> _Work required_
The listing below should be written out exactly; please include all of it.

> _Supplied material_

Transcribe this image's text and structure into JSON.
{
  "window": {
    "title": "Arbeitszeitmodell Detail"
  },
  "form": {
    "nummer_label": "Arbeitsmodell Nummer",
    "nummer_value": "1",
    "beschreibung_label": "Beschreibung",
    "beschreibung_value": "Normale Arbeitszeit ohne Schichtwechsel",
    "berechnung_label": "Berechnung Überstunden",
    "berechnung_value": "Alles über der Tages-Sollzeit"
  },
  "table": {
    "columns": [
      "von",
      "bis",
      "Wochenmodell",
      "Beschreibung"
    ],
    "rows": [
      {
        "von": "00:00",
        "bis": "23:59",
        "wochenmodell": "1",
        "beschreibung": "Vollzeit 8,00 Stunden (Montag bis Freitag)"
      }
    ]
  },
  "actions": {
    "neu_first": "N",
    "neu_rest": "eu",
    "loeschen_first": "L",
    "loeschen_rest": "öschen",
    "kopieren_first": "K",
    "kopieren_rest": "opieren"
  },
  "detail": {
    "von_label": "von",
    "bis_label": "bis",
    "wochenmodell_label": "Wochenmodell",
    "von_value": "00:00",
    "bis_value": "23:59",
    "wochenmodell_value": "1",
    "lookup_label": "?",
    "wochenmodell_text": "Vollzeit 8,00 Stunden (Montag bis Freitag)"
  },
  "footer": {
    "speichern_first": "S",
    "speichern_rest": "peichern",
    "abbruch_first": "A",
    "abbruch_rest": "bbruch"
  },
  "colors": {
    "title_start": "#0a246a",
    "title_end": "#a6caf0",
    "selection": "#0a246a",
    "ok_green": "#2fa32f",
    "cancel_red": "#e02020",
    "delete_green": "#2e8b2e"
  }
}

> _Exercise response_
Transcribe this image's text and structure into JSON.
{
  "window": {
    "title": "Arbeitszeitmodell Detail"
  },
  "form": {
    "nummer_label": "Arbeitsmodell Nummer",
    "nummer_value": "1",
    "beschreibung_label": "Beschreibung",
    "beschreibung_value": "Normale Arbeitszeit ohne Schichtwechsel",
    "berechnung_label": "Berechnung Überstunden",
    "berechnung_value": "Alles über der Tages-Sollzeit"
  },
  "table": {
    "columns": [
      "von",
      "bis",
      "Wochenmodell",
      "Beschreibung"
    ],
    "rows": [
      {
        "von": "00:00",
        "bis": "23:59",
        "wochenmodell": "1",
        "beschreibung": "Vollzeit 8,00 Stunden (Montag bis Freitag)"
      }
    ]
  },
  "actions": {
    "neu_first": "N",
    "neu_rest": "eu",
    "loeschen_first": "L",
    "loeschen_rest": "öschen",
    "kopieren_first": "K",
    "kopieren_rest": "opieren"
  },
  "detail": {
    "von_label": "von",
    "bis_label": "bis",
    "wochenmodell_label": "Wochenmodell",
    "von_value": "00:00",
    "bis_value": "23:59",
    "wochenmodell_value": "1",
    "lookup_label": "?",
    "wochenmodell_text": "Vollzeit 8,00 Stunden (Montag bis Freitag)"
  },
  "footer": {
    "speichern_first": "S",
    "speichern_rest": "peichern",
    "abbruch_first": "A",
    "abbruch_rest": "bbruch"
  },
  "colors": {
    "title_start": "#0a246a",
    "title_end": "#a6caf0",
    "selection": "#0a246a",
    "ok_green": "#2fa32f",
    "cancel_red": "#e02020",
    "delete_green": "#2e8b2e"
  }
}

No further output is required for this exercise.